▶ **Short exercise**
Give the listing again exactly, omitting its images.

▶ **Material to process**
<<<<

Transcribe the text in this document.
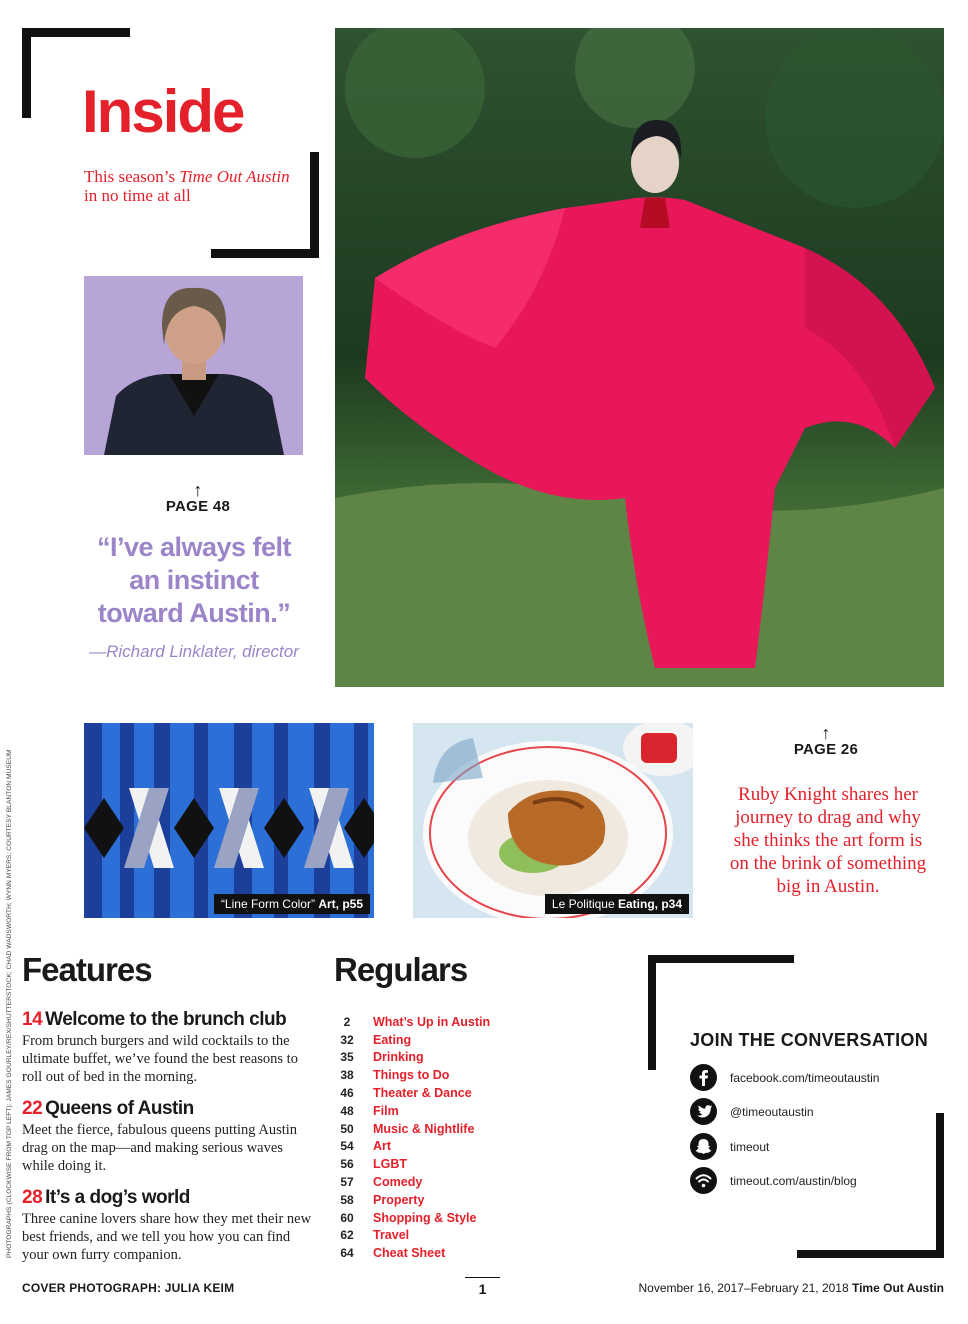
Inside
This season’s Time Out Austin in no time at all
↑
PAGE 48
“I’ve always felt an instinct toward Austin.”
—Richard Linklater, director
“Line Form Color” Art, p55	Le Politique Eating, p34
↑
PAGE 26
Ruby Knight shares her journey to drag and why she thinks the art form is on the brink of something big in Austin.
PHOTOGRAPHS (CLOCKWISE FROM TOP LEFT): JAMES GOURLEY/REX/SHUTTERSTOCK; CHAD WADSWORTH; WYNN MYERS; COURTESY BLANTON MUSEUM Features
14 Welcome to the brunch club
From brunch burgers and wild cocktails to the ultimate buffet, we’ve found the best reasons to roll out of bed in the morning.
22 Queens of Austin
Meet the fierce, fabulous queens putting Austin drag on the map—and making serious waves while doing it.
28 It’s a dog’s world
Three canine lovers share how they met their new best friends, and we tell you how you can find your own furry companion.
Regulars
2	What’s Up in Austin
32	Eating
35	Drinking
38	Things to Do
46	Theater & Dance
48	Film
50	Music & Nightlife
54	Art
56	LGBT
57	Comedy
58	Property
60	Shopping & Style
62	Travel
64	Cheat Sheet
JOIN THE CONVERSATION
facebook.com/timeoutaustin
@timeoutaustin
timeout
timeout.com/austin/blog
COVER PHOTOGRAPH: JULIA KEIM	1	November 16, 2017–February 21, 2018 Time Out Austin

>>>>

▶ **Completed exercise**
Transcribe the text in this document.
Inside
This season’s Time Out Austin in no time at all
↑
PAGE 48
“I’ve always felt an instinct toward Austin.”
—Richard Linklater, director
“Line Form Color” Art, p55	Le Politique Eating, p34
↑
PAGE 26
Ruby Knight shares her journey to drag and why she thinks the art form is on the brink of something big in Austin.
PHOTOGRAPHS (CLOCKWISE FROM TOP LEFT): JAMES GOURLEY/REX/SHUTTERSTOCK; CHAD WADSWORTH; WYNN MYERS; COURTESY BLANTON MUSEUM Features
14 Welcome to the brunch club
From brunch burgers and wild cocktails to the ultimate buffet, we’ve found the best reasons to roll out of bed in the morning.
22 Queens of Austin
Meet the fierce, fabulous queens putting Austin drag on the map—and making serious waves while doing it.
28 It’s a dog’s world
Three canine lovers share how they met their new best friends, and we tell you how you can find your own furry companion.
Regulars
2	What’s Up in Austin
32	Eating
35	Drinking
38	Things to Do
46	Theater & Dance
48	Film
50	Music & Nightlife
54	Art
56	LGBT
57	Comedy
58	Property
60	Shopping & Style
62	Travel
64	Cheat Sheet
JOIN THE CONVERSATION
facebook.com/timeoutaustin
@timeoutaustin
timeout
timeout.com/austin/blog
COVER PHOTOGRAPH: JULIA KEIM	1	November 16, 2017–February 21, 2018 Time Out Austin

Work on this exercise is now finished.